## Exercise brief
Quote everything from "Branford Marsalis chronology" down to "father and brothers." in the Scenes in the City article, word for word.

## Selected passage

[start]

Studio album by Branford Marsalis
- Released: 1984
- Studios: RCA (New York City, New York);
- Genre: Jazz
- Label: Columbia
- Producer: Thomas Mowrey

Branford Marsalis chronology
| Fathers and Sons (1982) | Scenes in the City (1984) | Romances for Saxophone (1986) |

= Scenes in the City =

Scenes in the City is the debut album by American saxophonist Branford Marsalis, released in 1984. It was his first album as leader, having previously recorded the album Fathers and Sons in 1982 with his father and brothers.

==Production==
Scenes in the City was produced by Thomas Mowrey. Bassist Ron Carter contributed to three tracks on the album. The title track was composed twenty years earlier by Charles Mingus. Marsalis composed three tracks on the album, while pianists Mulgrew Miller and Kenny Kirkland composed one track each. The album features much of the same lineup as his brother Wynton Marsalis's albums of that time period, including Black Codes (From the Underground), recorded the next year.

[end]

## Data extract
[start]

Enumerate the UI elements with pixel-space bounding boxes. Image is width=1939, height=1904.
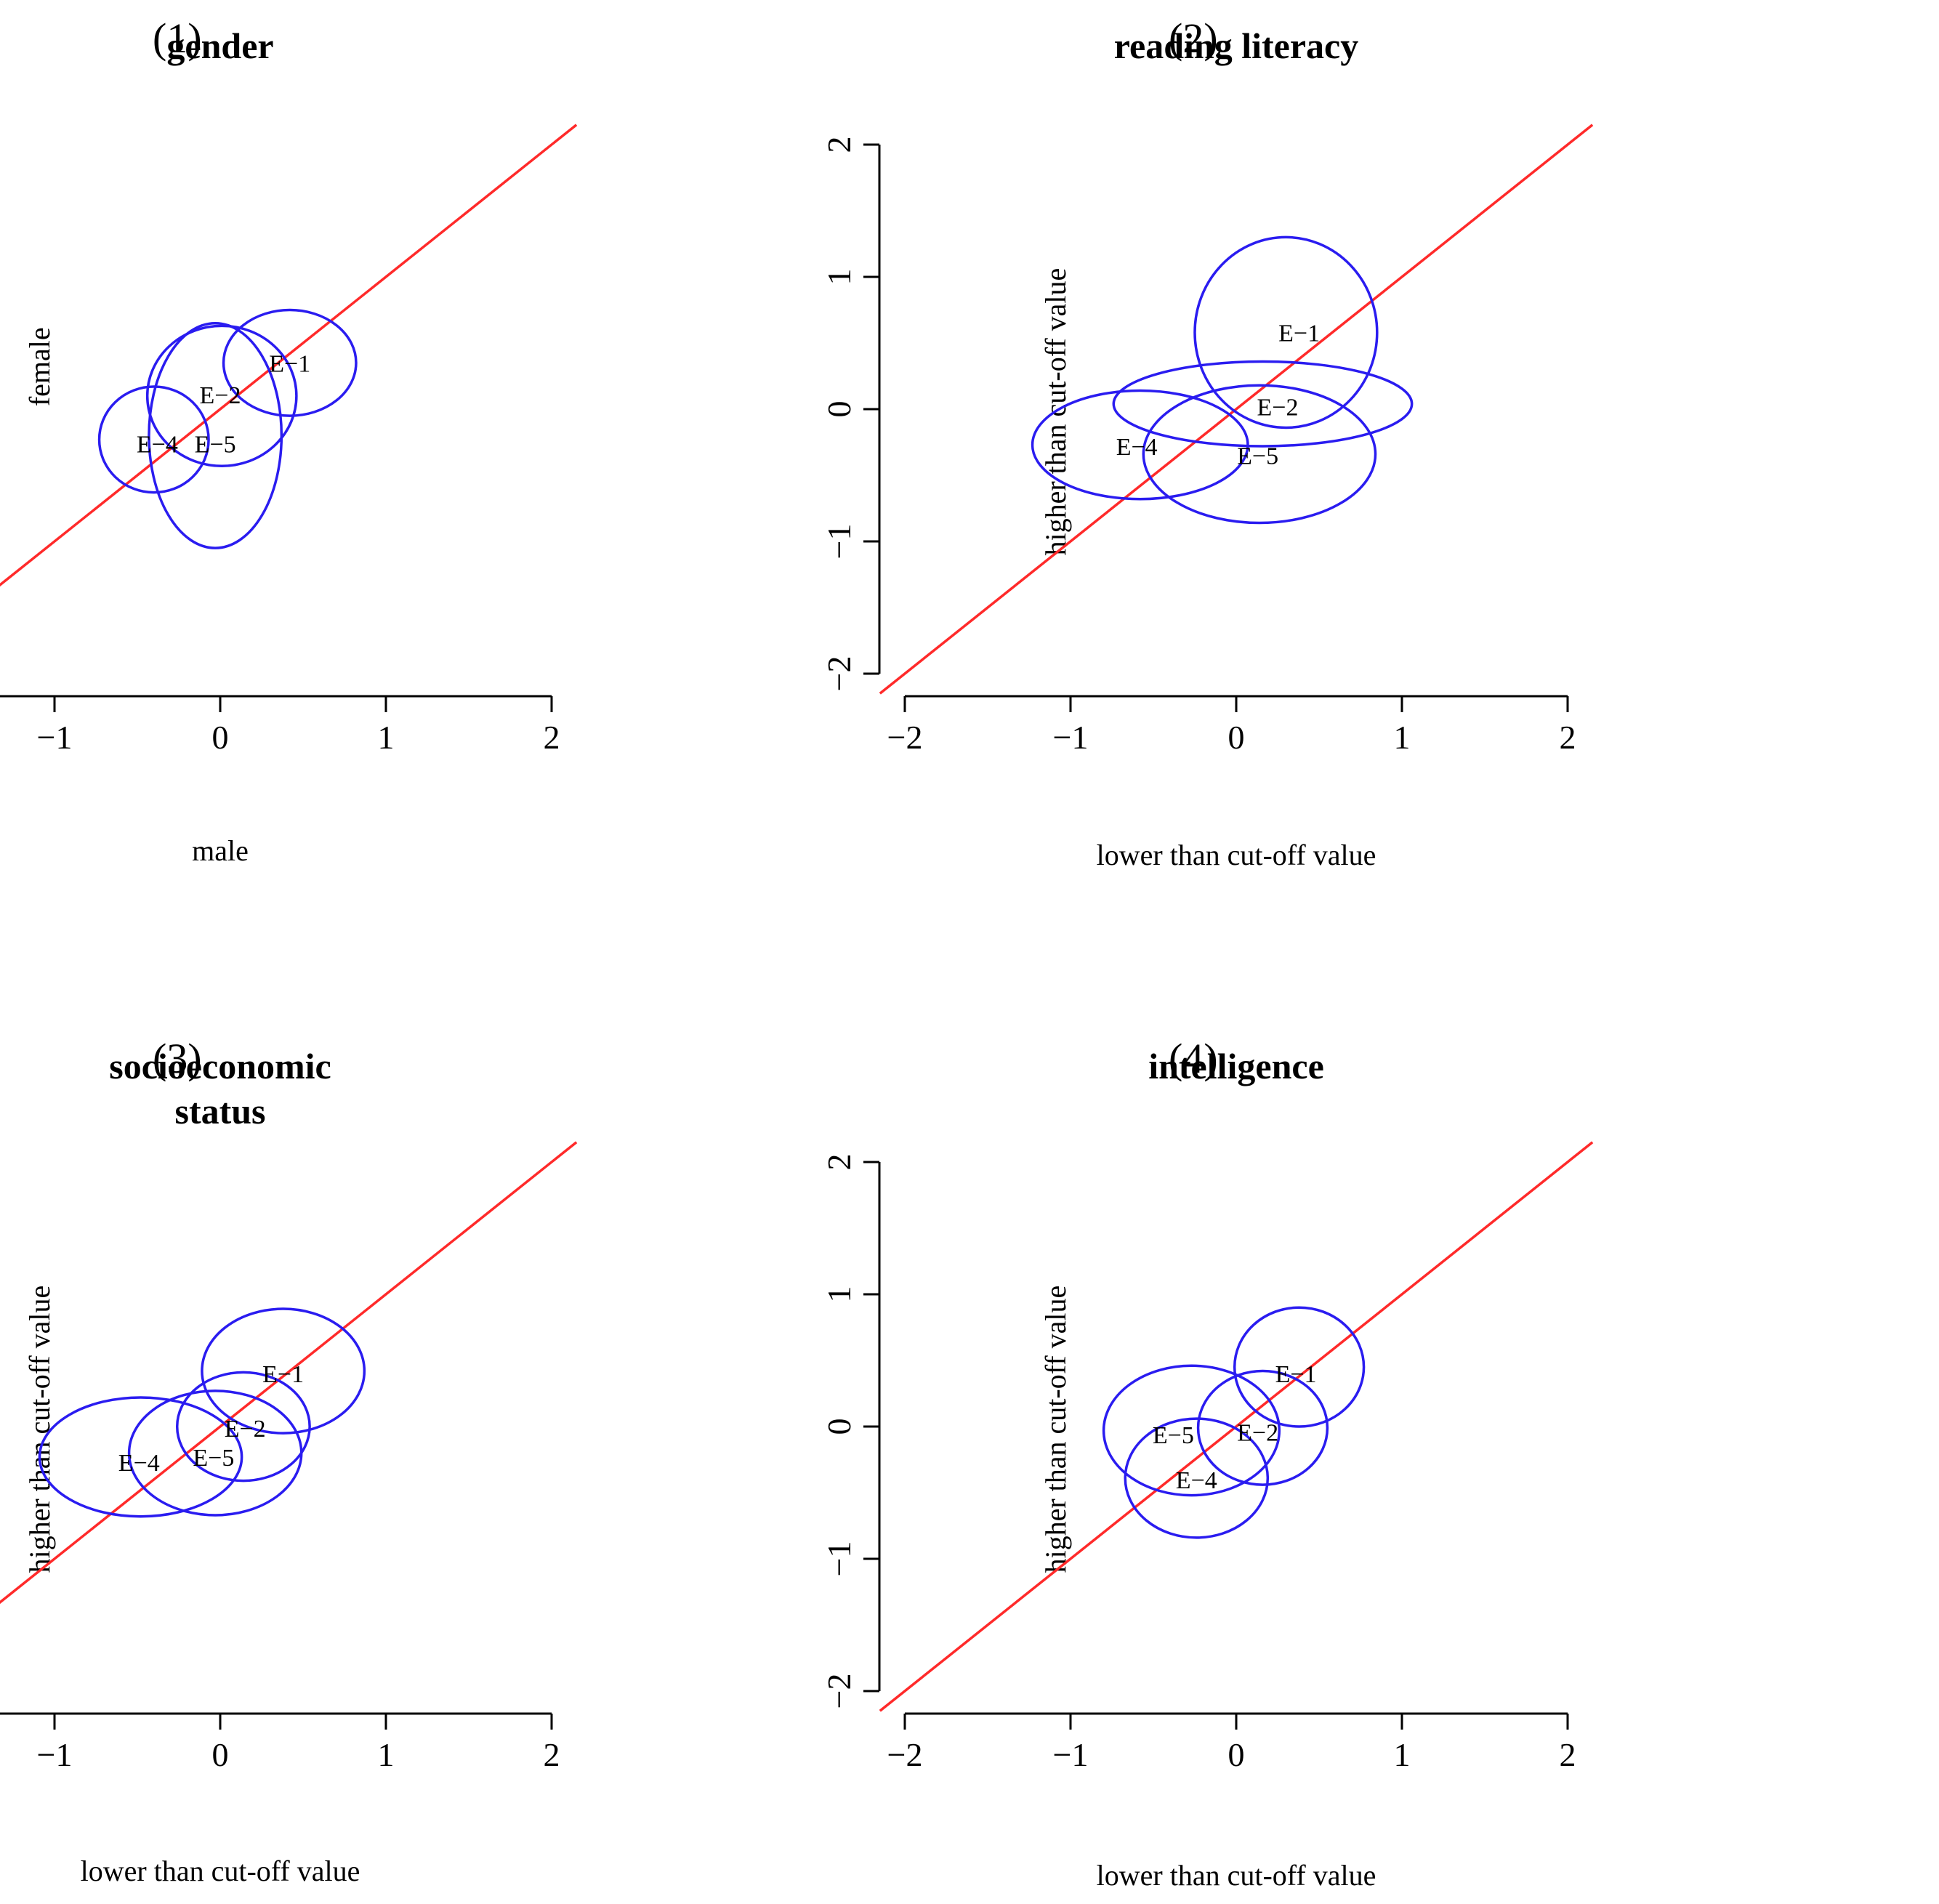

[end]

## Task output
Branford Marsalis chronology
| Fathers and Sons (1982) | Scenes in the City (1984) | Romances for Saxophone (1986) |

= Scenes in the City =

Scenes in the City is the debut album by American saxophonist Branford Marsalis, released in 1984. It was his first album as leader, having previously recorded the album Fathers and Sons in 1982 with his father and brothers.